EXTRAIT DU TEXTE —
━━━━━━━━━━
DERRÉ DE GAND, FRANÇOIS (aussi appelé de Ré et sieur Gand ou de Gand), commissaire général de la Compagnie des Cent-Associés, bienfaiteur des missionnaires et des Indiens, décédé à Québec le 20 mai 1641.

Envoyé en Nouvelle-France comme commissaire général de la Compagnie des Cent-Associés, il est probable qu’il ait accompagné Champlain à son retour à Québec en 1633. Derré était une sorte de saint laïque, de mystique, remarquable par son humilité autant que par sa charité auprès des Indiens, auxquels il servit maintes fois de parrain et dont il pansait lui-même les blessures. Apparemment, on connaît peu de choses de son activité officielle comme commissaire général. Pourtant, en étudiant attentivement son œuvre, on se rend compte que sous le couvert de la bonté et de la compréhension des Indiens, qu’il mettait en confiance auprès des Français, il servait efficacement la Compagnie des Cent-Associés.

Souple, diplomate, psychologue, François Derré savait aussi être ferme. En 1636, particulièrement, il se montra d’une habileté consommée, après s’être rendu compte qu’un groupe d’Algonquins cherchaient à s’entendre avec les Hollandais pour l’écoulement de leurs fourrures. Devant les chefs algonquins réunis à Trois-Rivières, il déclara qu’il n’était que juste que les Français les abandonnent à leur sort, s’ils préféraient que les Hollandais prennent leur cause en main et les défendent. Or les Algonquins savaient bien que les Hollandais ne recherchaient que leurs fourrures et qu’ils ne désiraient pas s’aliéner la sympathie des Iroquois, plus spécialement, des Agniers, ennemis jurés des Algonquins.

Après la mort de Champlain en 1635, François Derré fut réellement le protecteur et le père de la petite colonie française de Québec. Sa charité était sans borne si on recourait à ses conseils. Les Relations des Jésuites ne tarissent pas d’éloges à son sujet. En 1636, il envoya à ses frais étudier en France un jeune Indien particulièrement brillant. Le dépôt de provisions de la compagnie était toujours ouvert aux sauvages miséreux. Il alla plusieurs fois lui-même porter des vivres dans leurs cabanes aux Indiens trop faibles pour se rendre au dépôt. Chaque fois que des troupes de jeunes Peaux Rouges chassés par. l’ennemi venaient se réfugier au fort, les Jésuites hébergeaient les garçons, et M. de Gand se chargeait des filles.
━━━━━━━━━━
EXTRAIT DES DONNÉES —
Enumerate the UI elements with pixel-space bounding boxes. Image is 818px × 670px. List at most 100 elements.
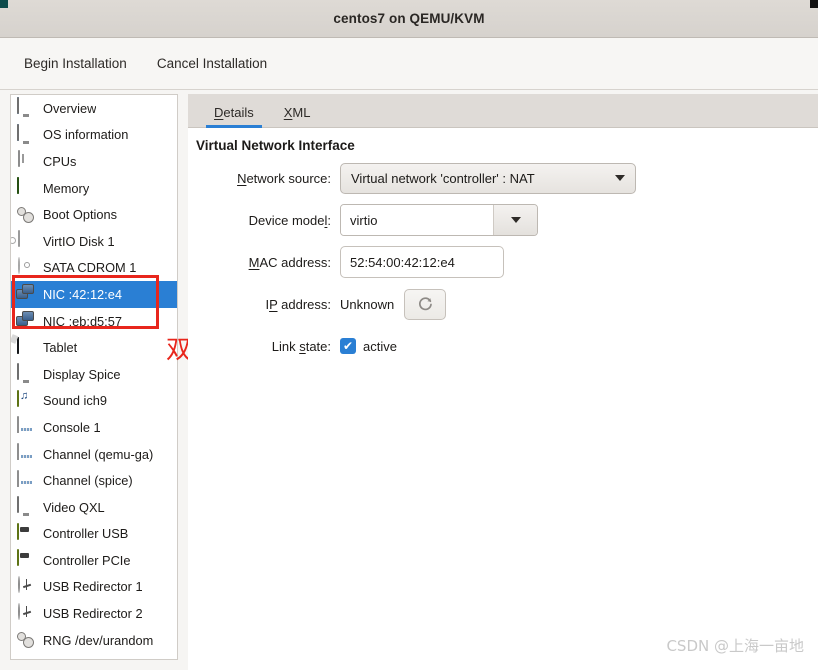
━━━━━━━━━━
TRAVAIL À FAIRE —
[1] Recopiez mot pour mot le passage de la notice sur François Derré de Gand, de « Souple, diplomate, psychologue, François » à « jurés des Algonquins. ».
[2] D'après la notice sur François Derré de Gand, à quelle date et dans quelle ville est-il mort ?

RÉSULTATS ATTENDUS —
[1]
Souple, diplomate, psychologue, François Derré savait aussi être ferme. En 1636, particulièrement, il se montra d’une habileté consommée, après s’être rendu compte qu’un groupe d’Algonquins cherchaient à s’entendre avec les Hollandais pour l’écoulement de leurs fourrures. Devant les chefs algonquins réunis à Trois-Rivières, il déclara qu’il n’était que juste que les Français les abandonnent à leur sort, s’ils préféraient que les Hollandais prennent leur cause en main et les défendent. Or les Algonquins savaient bien que les Hollandais ne recherchaient que leurs fourrures et qu’ils ne désiraient pas s’aliéner la sympathie des Iroquois, plus spécialement, des Agniers, ennemis jurés des Algonquins.

[2] Le 20 mai 1641, à Québec.